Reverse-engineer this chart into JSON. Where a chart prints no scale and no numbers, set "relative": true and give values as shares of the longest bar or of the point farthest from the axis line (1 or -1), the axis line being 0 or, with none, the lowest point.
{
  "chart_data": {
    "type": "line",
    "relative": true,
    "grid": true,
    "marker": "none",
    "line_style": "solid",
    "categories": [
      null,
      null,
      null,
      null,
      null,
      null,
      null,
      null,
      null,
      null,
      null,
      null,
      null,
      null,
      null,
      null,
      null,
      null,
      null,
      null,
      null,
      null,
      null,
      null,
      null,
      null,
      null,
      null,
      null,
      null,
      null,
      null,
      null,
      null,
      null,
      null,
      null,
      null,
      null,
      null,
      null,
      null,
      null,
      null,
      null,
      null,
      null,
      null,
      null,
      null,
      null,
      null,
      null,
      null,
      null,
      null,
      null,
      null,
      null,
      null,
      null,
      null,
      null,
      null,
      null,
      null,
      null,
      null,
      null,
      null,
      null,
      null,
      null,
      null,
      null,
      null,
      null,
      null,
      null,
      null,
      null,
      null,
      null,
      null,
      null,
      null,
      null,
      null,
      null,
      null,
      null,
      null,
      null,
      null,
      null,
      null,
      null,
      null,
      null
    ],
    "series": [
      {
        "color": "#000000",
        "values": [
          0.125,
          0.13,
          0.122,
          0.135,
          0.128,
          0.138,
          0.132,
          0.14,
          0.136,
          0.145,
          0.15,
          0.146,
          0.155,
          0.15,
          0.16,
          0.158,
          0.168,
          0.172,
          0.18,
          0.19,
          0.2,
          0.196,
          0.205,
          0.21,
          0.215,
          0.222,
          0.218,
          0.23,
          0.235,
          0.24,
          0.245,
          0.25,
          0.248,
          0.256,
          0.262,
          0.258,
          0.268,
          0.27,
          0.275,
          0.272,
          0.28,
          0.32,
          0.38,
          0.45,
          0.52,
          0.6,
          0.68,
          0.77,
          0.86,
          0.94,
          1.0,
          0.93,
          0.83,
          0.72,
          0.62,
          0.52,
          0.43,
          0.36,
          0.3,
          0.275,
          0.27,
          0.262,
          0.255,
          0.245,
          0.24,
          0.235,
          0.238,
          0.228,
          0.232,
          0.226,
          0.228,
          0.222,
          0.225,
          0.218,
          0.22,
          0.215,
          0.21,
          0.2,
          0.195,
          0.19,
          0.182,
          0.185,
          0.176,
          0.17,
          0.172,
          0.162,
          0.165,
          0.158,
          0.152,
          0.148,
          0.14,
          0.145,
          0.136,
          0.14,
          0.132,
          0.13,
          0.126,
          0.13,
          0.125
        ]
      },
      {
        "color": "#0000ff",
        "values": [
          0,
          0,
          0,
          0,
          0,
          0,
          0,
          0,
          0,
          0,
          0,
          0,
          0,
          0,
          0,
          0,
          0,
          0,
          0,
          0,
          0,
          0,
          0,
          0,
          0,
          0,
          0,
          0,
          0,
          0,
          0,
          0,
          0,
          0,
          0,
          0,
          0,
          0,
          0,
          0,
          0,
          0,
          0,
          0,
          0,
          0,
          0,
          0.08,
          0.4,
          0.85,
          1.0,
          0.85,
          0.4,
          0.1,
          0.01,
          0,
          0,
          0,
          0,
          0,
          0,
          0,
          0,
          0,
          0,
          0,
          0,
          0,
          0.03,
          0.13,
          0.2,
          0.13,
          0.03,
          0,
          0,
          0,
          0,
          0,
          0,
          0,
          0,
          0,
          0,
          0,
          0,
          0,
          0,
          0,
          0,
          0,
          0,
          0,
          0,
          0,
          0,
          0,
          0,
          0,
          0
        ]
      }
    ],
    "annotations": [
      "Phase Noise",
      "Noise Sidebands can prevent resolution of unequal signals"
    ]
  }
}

# # # #

Requirement — Extract all of the data above without altering anything.

Exercise output —
Reverse-engineer this chart into JSON. Where a chart prints no scale and no numbers, set "relative": true and give values as shares of the longest bar or of the point farthest from the axis line (1 or -1), the axis line being 0 or, with none, the lowest point.
{
  "chart_data": {
    "type": "line",
    "relative": true,
    "grid": true,
    "marker": "none",
    "line_style": "solid",
    "categories": [
      null,
      null,
      null,
      null,
      null,
      null,
      null,
      null,
      null,
      null,
      null,
      null,
      null,
      null,
      null,
      null,
      null,
      null,
      null,
      null,
      null,
      null,
      null,
      null,
      null,
      null,
      null,
      null,
      null,
      null,
      null,
      null,
      null,
      null,
      null,
      null,
      null,
      null,
      null,
      null,
      null,
      null,
      null,
      null,
      null,
      null,
      null,
      null,
      null,
      null,
      null,
      null,
      null,
      null,
      null,
      null,
      null,
      null,
      null,
      null,
      null,
      null,
      null,
      null,
      null,
      null,
      null,
      null,
      null,
      null,
      null,
      null,
      null,
      null,
      null,
      null,
      null,
      null,
      null,
      null,
      null,
      null,
      null,
      null,
      null,
      null,
      null,
      null,
      null,
      null,
      null,
      null,
      null,
      null,
      null,
      null,
      null,
      null,
      null
    ],
    "series": [
      {
        "color": "#000000",
        "values": [
          0.125,
          0.13,
          0.122,
          0.135,
          0.128,
          0.138,
          0.132,
          0.14,
          0.136,
          0.145,
          0.15,
          0.146,
          0.155,
          0.15,
          0.16,
          0.158,
          0.168,
          0.172,
          0.18,
          0.19,
          0.2,
          0.196,
          0.205,
          0.21,
          0.215,
          0.222,
          0.218,
          0.23,
          0.235,
          0.24,
          0.245,
          0.25,
          0.248,
          0.256,
          0.262,
          0.258,
          0.268,
          0.27,
          0.275,
          0.272,
          0.28,
          0.32,
          0.38,
          0.45,
          0.52,
          0.6,
          0.68,
          0.77,
          0.86,
          0.94,
          1.0,
          0.93,
          0.83,
          0.72,
          0.62,
          0.52,
          0.43,
          0.36,
          0.3,
          0.275,
          0.27,
          0.262,
          0.255,
          0.245,
          0.24,
          0.235,
          0.238,
          0.228,
          0.232,
          0.226,
          0.228,
          0.222,
          0.225,
          0.218,
          0.22,
          0.215,
          0.21,
          0.2,
          0.195,
          0.19,
          0.182,
          0.185,
          0.176,
          0.17,
          0.172,
          0.162,
          0.165,
          0.158,
          0.152,
          0.148,
          0.14,
          0.145,
          0.136,
          0.14,
          0.132,
          0.13,
          0.126,
          0.13,
          0.125
        ]
      },
      {
        "color": "#0000ff",
        "values": [
          0,
          0,
          0,
          0,
          0,
          0,
          0,
          0,
          0,
          0,
          0,
          0,
          0,
          0,
          0,
          0,
          0,
          0,
          0,
          0,
          0,
          0,
          0,
          0,
          0,
          0,
          0,
          0,
          0,
          0,
          0,
          0,
          0,
          0,
          0,
          0,
          0,
          0,
          0,
          0,
          0,
          0,
          0,
          0,
          0,
          0,
          0,
          0.08,
          0.4,
          0.85,
          1.0,
          0.85,
          0.4,
          0.1,
          0.01,
          0,
          0,
          0,
          0,
          0,
          0,
          0,
          0,
          0,
          0,
          0,
          0,
          0,
          0.03,
          0.13,
          0.2,
          0.13,
          0.03,
          0,
          0,
          0,
          0,
          0,
          0,
          0,
          0,
          0,
          0,
          0,
          0,
          0,
          0,
          0,
          0,
          0,
          0,
          0,
          0,
          0,
          0,
          0,
          0,
          0,
          0
        ]
      }
    ],
    "annotations": [
      "Phase Noise",
      "Noise Sidebands can prevent resolution of unequal signals"
    ]
  }
}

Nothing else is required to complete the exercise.